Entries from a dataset

**********

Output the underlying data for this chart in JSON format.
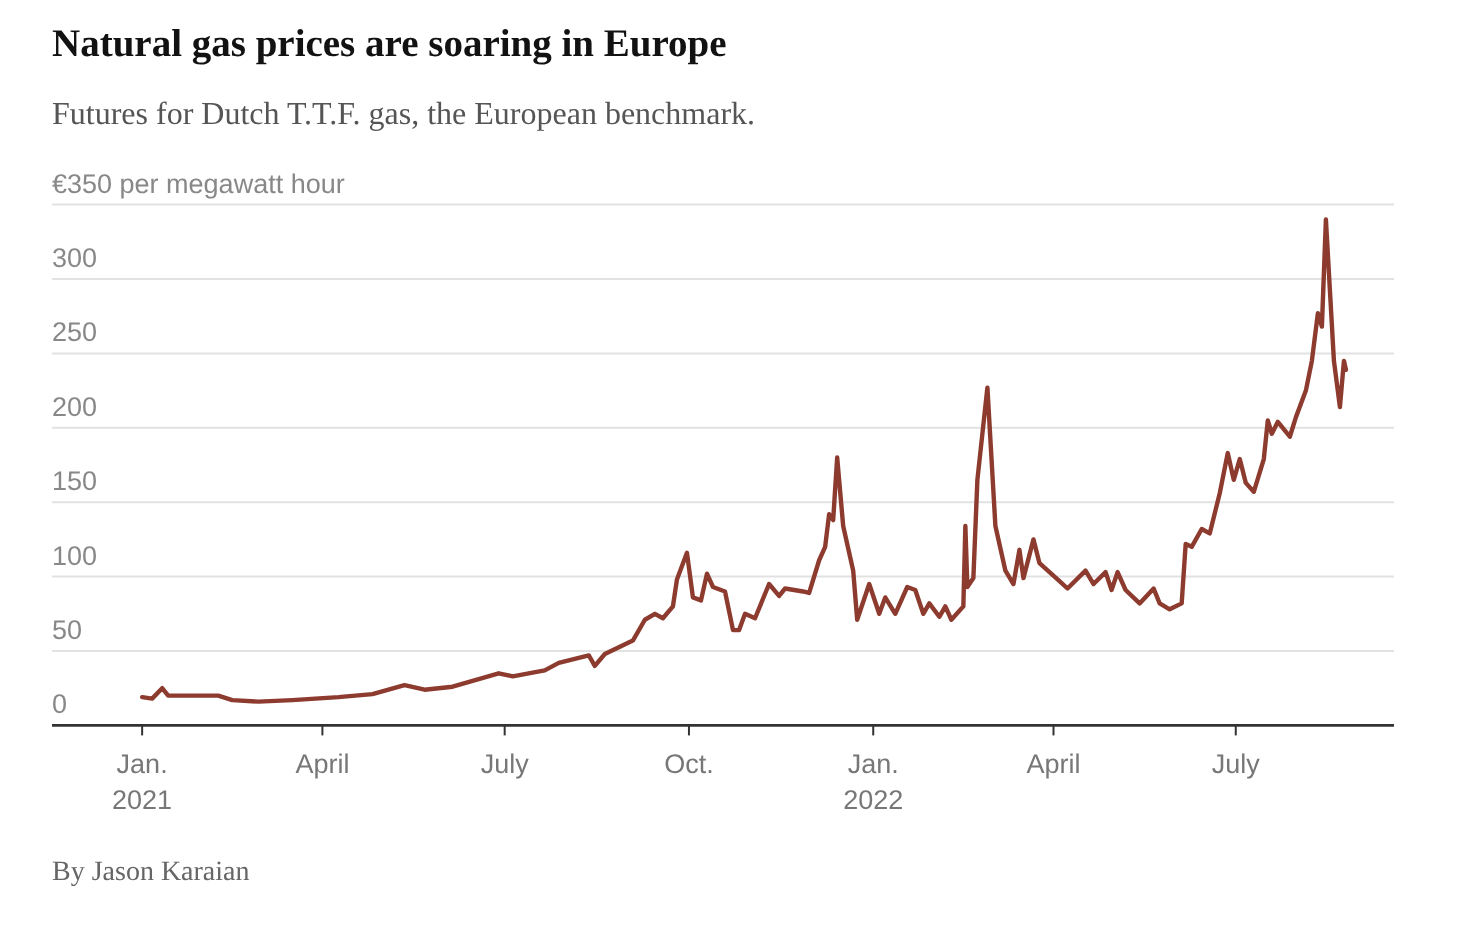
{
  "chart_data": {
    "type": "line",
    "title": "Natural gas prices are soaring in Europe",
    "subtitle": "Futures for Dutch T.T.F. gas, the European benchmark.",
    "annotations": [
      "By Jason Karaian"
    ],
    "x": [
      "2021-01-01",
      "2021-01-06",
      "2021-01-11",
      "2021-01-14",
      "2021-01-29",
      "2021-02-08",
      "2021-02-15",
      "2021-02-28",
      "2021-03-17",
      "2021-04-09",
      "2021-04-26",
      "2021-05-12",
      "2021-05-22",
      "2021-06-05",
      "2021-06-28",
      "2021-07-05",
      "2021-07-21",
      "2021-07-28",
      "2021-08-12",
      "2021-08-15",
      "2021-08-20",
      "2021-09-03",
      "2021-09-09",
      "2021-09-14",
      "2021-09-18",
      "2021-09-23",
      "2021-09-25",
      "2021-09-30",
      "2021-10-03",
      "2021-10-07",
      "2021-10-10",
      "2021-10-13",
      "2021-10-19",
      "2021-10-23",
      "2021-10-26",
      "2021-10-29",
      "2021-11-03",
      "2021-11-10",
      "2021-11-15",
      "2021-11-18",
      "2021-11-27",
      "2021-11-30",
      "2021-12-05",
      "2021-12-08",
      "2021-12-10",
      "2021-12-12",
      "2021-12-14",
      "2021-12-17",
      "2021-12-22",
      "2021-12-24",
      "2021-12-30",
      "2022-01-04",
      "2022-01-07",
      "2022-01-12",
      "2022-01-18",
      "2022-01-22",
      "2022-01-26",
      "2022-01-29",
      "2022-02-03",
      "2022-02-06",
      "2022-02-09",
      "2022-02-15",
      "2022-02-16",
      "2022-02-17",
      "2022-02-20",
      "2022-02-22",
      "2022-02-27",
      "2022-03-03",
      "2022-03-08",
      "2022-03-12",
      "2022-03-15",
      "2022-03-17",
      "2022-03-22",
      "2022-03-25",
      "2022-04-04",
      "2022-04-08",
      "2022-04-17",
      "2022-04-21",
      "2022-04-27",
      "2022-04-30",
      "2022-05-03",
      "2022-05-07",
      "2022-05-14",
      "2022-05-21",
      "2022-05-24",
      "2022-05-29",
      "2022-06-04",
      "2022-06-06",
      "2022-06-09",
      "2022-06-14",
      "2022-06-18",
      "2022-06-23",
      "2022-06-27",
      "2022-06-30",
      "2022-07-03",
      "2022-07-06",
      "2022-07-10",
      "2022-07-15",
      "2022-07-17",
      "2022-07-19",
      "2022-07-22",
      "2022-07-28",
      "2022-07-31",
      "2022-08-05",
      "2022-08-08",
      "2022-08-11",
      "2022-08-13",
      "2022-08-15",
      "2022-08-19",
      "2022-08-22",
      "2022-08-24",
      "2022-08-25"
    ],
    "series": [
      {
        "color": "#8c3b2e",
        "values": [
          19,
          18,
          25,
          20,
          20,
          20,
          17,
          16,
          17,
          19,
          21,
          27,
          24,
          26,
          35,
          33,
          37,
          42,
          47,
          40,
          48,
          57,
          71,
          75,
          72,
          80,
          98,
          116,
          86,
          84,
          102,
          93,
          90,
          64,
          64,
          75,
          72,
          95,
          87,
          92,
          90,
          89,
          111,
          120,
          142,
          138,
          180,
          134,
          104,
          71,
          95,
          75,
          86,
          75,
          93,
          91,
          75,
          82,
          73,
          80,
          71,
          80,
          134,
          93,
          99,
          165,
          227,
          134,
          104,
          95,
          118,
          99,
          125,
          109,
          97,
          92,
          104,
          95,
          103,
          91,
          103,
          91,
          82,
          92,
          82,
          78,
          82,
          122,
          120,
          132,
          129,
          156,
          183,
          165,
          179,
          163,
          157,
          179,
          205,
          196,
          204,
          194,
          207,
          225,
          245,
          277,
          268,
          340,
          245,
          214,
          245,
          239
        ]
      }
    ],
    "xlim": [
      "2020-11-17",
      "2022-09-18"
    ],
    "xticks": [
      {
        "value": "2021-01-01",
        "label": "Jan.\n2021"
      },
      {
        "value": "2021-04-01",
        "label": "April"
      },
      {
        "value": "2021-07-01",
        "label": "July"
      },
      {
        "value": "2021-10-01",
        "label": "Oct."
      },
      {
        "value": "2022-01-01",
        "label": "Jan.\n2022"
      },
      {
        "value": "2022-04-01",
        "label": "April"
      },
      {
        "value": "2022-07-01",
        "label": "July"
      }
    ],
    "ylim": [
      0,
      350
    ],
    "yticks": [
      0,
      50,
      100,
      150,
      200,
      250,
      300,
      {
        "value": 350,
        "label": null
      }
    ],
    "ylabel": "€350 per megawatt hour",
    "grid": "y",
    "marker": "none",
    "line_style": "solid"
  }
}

**********

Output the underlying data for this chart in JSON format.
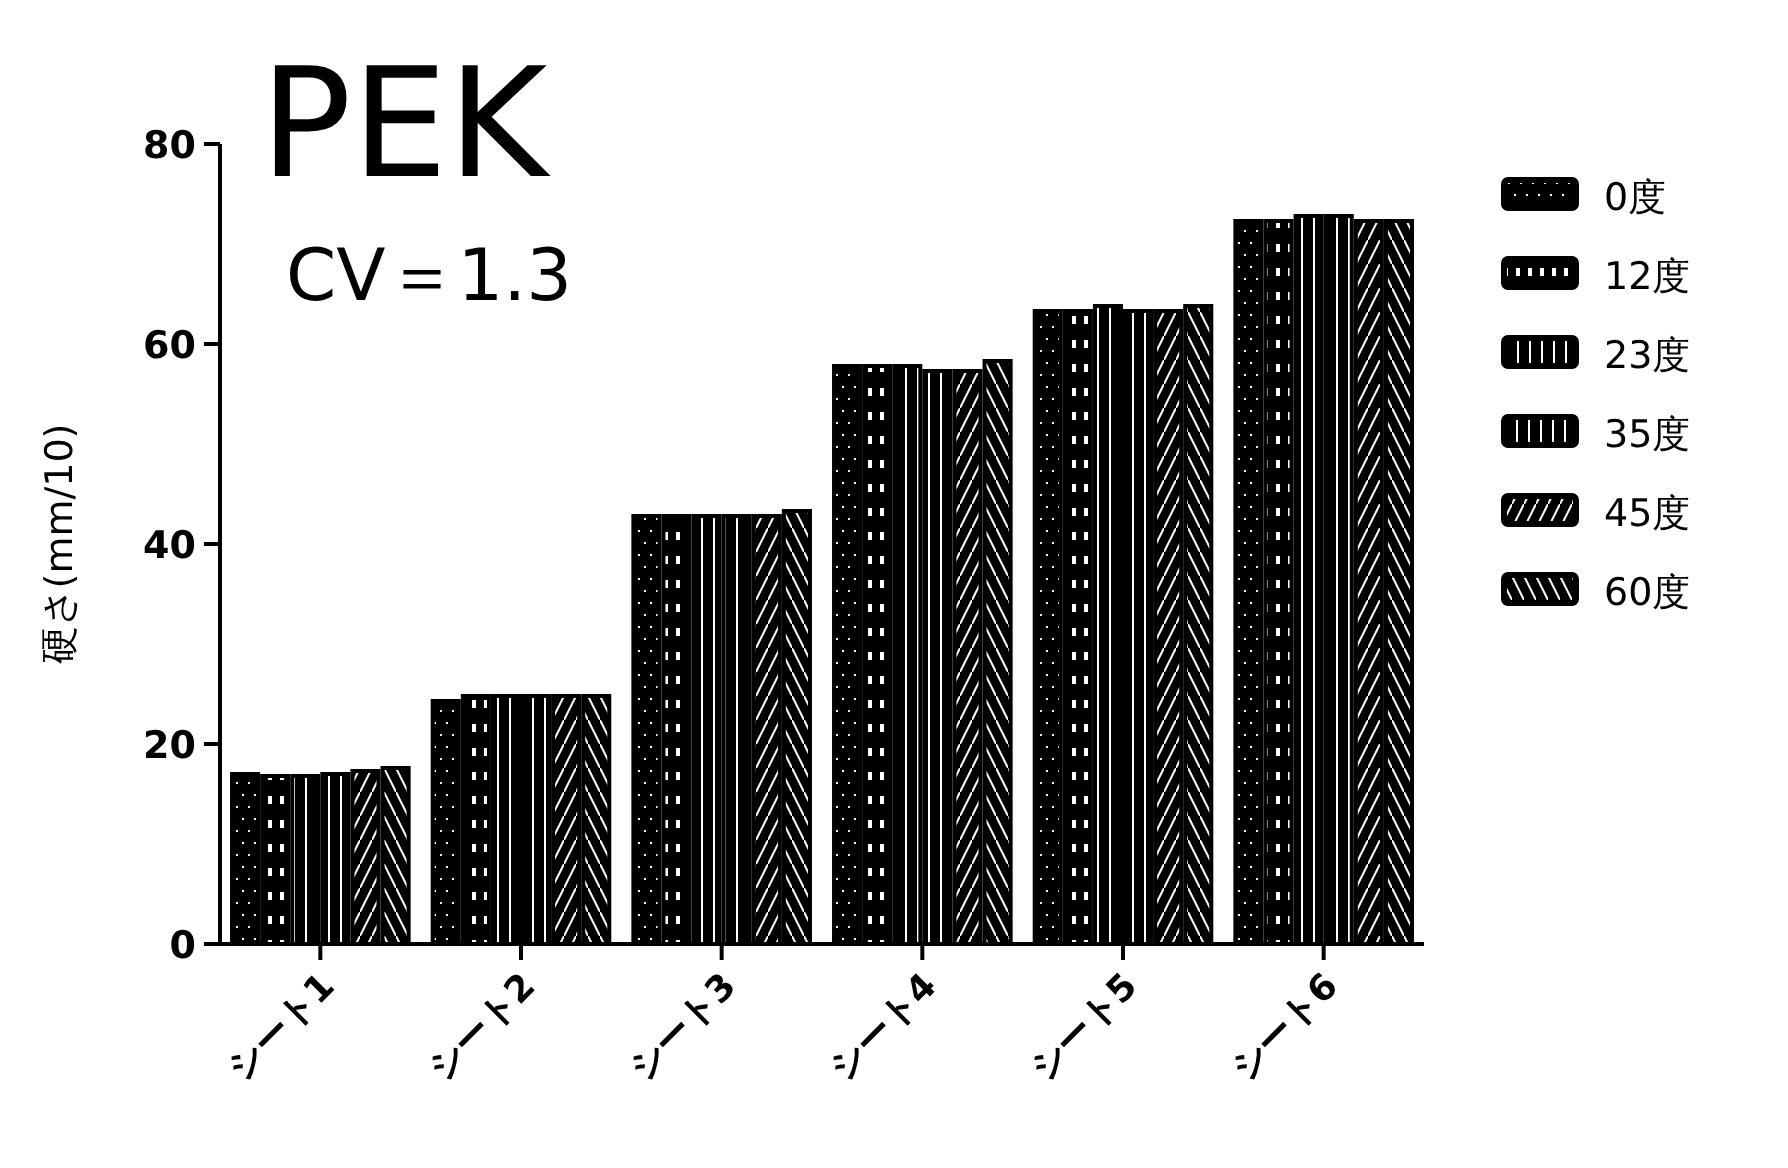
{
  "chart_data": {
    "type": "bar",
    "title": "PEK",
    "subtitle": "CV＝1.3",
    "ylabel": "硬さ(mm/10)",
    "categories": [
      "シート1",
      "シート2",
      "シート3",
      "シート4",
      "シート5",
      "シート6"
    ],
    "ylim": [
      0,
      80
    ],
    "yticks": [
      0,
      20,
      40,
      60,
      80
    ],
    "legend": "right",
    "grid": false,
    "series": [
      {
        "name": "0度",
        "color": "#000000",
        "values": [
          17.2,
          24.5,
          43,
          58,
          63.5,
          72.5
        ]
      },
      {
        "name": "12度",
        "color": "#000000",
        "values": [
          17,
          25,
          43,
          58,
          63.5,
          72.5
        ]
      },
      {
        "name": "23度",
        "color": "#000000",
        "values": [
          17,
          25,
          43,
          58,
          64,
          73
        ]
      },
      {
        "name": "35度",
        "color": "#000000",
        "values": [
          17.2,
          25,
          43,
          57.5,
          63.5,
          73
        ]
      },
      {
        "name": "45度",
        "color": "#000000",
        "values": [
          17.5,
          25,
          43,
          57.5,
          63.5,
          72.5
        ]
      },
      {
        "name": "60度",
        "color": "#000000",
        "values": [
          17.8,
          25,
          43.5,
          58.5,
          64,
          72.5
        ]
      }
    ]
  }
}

**********

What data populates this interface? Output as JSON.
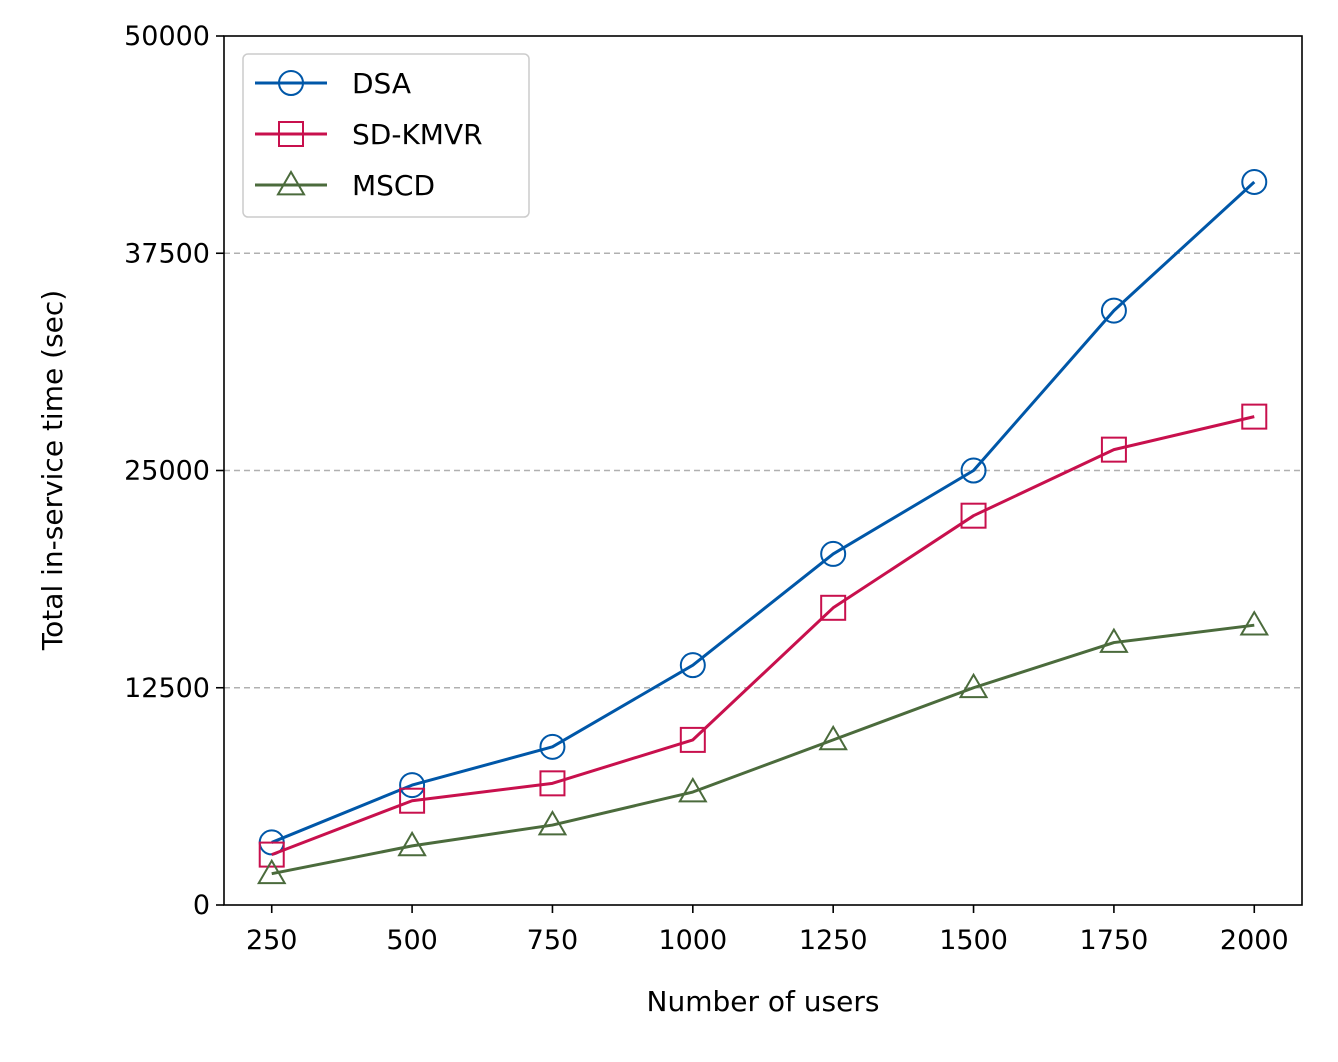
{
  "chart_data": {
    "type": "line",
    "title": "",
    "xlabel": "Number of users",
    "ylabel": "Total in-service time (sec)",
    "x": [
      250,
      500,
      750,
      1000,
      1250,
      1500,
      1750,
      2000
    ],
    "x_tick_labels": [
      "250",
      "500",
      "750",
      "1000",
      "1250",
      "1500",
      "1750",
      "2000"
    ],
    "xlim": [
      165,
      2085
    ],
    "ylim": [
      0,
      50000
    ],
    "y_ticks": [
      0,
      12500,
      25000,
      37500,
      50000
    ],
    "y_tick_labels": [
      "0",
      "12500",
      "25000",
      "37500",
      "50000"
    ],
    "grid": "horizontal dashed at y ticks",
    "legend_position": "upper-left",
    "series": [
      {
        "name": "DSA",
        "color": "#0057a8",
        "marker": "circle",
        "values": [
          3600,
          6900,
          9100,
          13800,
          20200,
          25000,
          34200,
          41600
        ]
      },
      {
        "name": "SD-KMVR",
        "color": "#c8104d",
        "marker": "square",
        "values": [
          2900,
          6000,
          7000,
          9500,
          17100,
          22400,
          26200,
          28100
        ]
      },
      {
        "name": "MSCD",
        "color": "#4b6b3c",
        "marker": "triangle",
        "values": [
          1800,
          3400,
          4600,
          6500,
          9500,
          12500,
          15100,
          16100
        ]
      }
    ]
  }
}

**********

Looking at the records above, say how many lines hold the string "subtitle". Write nothing but the number.

CORRECT ANSWER -
2